Read the data and repeat it in full, exactly.

Data records
# # # # #

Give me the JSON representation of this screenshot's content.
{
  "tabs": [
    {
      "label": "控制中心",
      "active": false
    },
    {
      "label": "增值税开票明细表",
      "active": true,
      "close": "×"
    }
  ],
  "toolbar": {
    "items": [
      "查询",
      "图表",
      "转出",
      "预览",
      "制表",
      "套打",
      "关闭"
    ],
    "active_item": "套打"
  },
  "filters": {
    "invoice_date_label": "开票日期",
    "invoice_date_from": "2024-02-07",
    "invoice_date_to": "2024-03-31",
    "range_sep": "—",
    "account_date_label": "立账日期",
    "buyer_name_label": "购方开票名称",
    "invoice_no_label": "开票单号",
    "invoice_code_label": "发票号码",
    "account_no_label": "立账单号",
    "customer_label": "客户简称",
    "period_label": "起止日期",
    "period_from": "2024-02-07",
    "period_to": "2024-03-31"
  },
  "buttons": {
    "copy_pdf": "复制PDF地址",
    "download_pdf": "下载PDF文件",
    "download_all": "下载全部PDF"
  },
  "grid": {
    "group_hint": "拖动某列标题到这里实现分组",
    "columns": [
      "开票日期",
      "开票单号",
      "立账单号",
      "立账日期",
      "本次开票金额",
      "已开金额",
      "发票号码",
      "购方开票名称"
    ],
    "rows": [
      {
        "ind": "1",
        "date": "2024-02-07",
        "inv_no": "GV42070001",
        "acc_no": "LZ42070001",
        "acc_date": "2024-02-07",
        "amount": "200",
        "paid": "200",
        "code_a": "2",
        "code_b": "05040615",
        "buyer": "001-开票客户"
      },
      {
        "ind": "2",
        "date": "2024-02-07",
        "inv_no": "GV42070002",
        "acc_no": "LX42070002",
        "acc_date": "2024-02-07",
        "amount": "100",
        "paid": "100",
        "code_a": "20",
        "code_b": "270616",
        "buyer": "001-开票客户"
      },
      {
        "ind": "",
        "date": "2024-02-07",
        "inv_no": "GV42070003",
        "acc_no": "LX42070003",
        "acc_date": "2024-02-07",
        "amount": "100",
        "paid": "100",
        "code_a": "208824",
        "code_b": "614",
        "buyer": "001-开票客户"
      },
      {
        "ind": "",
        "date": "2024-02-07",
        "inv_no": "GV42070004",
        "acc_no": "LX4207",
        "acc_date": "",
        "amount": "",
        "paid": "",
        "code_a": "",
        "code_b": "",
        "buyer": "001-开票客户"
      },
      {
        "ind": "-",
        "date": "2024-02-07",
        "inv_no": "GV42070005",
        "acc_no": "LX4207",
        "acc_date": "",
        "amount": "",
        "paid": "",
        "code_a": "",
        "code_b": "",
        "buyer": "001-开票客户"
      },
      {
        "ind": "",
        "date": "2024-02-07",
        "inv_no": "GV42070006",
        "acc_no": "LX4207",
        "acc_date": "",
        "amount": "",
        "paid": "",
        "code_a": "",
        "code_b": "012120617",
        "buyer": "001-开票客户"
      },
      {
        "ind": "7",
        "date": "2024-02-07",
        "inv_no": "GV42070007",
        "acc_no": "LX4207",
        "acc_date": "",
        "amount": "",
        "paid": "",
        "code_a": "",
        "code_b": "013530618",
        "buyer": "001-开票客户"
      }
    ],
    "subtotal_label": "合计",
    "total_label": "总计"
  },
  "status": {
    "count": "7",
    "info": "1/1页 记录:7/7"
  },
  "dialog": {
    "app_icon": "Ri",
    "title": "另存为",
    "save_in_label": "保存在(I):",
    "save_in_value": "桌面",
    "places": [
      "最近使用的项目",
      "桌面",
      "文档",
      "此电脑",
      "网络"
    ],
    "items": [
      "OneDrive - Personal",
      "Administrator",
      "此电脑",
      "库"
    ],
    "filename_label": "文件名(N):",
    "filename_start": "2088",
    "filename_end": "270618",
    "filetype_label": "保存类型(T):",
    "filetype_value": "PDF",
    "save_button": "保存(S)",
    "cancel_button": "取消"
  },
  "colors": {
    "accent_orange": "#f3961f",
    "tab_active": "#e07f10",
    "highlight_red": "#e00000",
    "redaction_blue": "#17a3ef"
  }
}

# # # # #

### Solution to this exercise
Give me the JSON representation of this screenshot's content.
{
  "tabs": [
    {
      "label": "控制中心",
      "active": false
    },
    {
      "label": "增值税开票明细表",
      "active": true,
      "close": "×"
    }
  ],
  "toolbar": {
    "items": [
      "查询",
      "图表",
      "转出",
      "预览",
      "制表",
      "套打",
      "关闭"
    ],
    "active_item": "套打"
  },
  "filters": {
    "invoice_date_label": "开票日期",
    "invoice_date_from": "2024-02-07",
    "invoice_date_to": "2024-03-31",
    "range_sep": "—",
    "account_date_label": "立账日期",
    "buyer_name_label": "购方开票名称",
    "invoice_no_label": "开票单号",
    "invoice_code_label": "发票号码",
    "account_no_label": "立账单号",
    "customer_label": "客户简称",
    "period_label": "起止日期",
    "period_from": "2024-02-07",
    "period_to": "2024-03-31"
  },
  "buttons": {
    "copy_pdf": "复制PDF地址",
    "download_pdf": "下载PDF文件",
    "download_all": "下载全部PDF"
  },
  "grid": {
    "group_hint": "拖动某列标题到这里实现分组",
    "columns": [
      "开票日期",
      "开票单号",
      "立账单号",
      "立账日期",
      "本次开票金额",
      "已开金额",
      "发票号码",
      "购方开票名称"
    ],
    "rows": [
      {
        "ind": "1",
        "date": "2024-02-07",
        "inv_no": "GV42070001",
        "acc_no": "LZ42070001",
        "acc_date": "2024-02-07",
        "amount": "200",
        "paid": "200",
        "code_a": "2",
        "code_b": "05040615",
        "buyer": "001-开票客户"
      },
      {
        "ind": "2",
        "date": "2024-02-07",
        "inv_no": "GV42070002",
        "acc_no": "LX42070002",
        "acc_date": "2024-02-07",
        "amount": "100",
        "paid": "100",
        "code_a": "20",
        "code_b": "270616",
        "buyer": "001-开票客户"
      },
      {
        "ind": "",
        "date": "2024-02-07",
        "inv_no": "GV42070003",
        "acc_no": "LX42070003",
        "acc_date": "2024-02-07",
        "amount": "100",
        "paid": "100",
        "code_a": "208824",
        "code_b": "614",
        "buyer": "001-开票客户"
      },
      {
        "ind": "",
        "date": "2024-02-07",
        "inv_no": "GV42070004",
        "acc_no": "LX4207",
        "acc_date": "",
        "amount": "",
        "paid": "",
        "code_a": "",
        "code_b": "",
        "buyer": "001-开票客户"
      },
      {
        "ind": "-",
        "date": "2024-02-07",
        "inv_no": "GV42070005",
        "acc_no": "LX4207",
        "acc_date": "",
        "amount": "",
        "paid": "",
        "code_a": "",
        "code_b": "",
        "buyer": "001-开票客户"
      },
      {
        "ind": "",
        "date": "2024-02-07",
        "inv_no": "GV42070006",
        "acc_no": "LX4207",
        "acc_date": "",
        "amount": "",
        "paid": "",
        "code_a": "",
        "code_b": "012120617",
        "buyer": "001-开票客户"
      },
      {
        "ind": "7",
        "date": "2024-02-07",
        "inv_no": "GV42070007",
        "acc_no": "LX4207",
        "acc_date": "",
        "amount": "",
        "paid": "",
        "code_a": "",
        "code_b": "013530618",
        "buyer": "001-开票客户"
      }
    ],
    "subtotal_label": "合计",
    "total_label": "总计"
  },
  "status": {
    "count": "7",
    "info": "1/1页 记录:7/7"
  },
  "dialog": {
    "app_icon": "Ri",
    "title": "另存为",
    "save_in_label": "保存在(I):",
    "save_in_value": "桌面",
    "places": [
      "最近使用的项目",
      "桌面",
      "文档",
      "此电脑",
      "网络"
    ],
    "items": [
      "OneDrive - Personal",
      "Administrator",
      "此电脑",
      "库"
    ],
    "filename_label": "文件名(N):",
    "filename_start": "2088",
    "filename_end": "270618",
    "filetype_label": "保存类型(T):",
    "filetype_value": "PDF",
    "save_button": "保存(S)",
    "cancel_button": "取消"
  },
  "colors": {
    "accent_orange": "#f3961f",
    "tab_active": "#e07f10",
    "highlight_red": "#e00000",
    "redaction_blue": "#17a3ef"
  }
}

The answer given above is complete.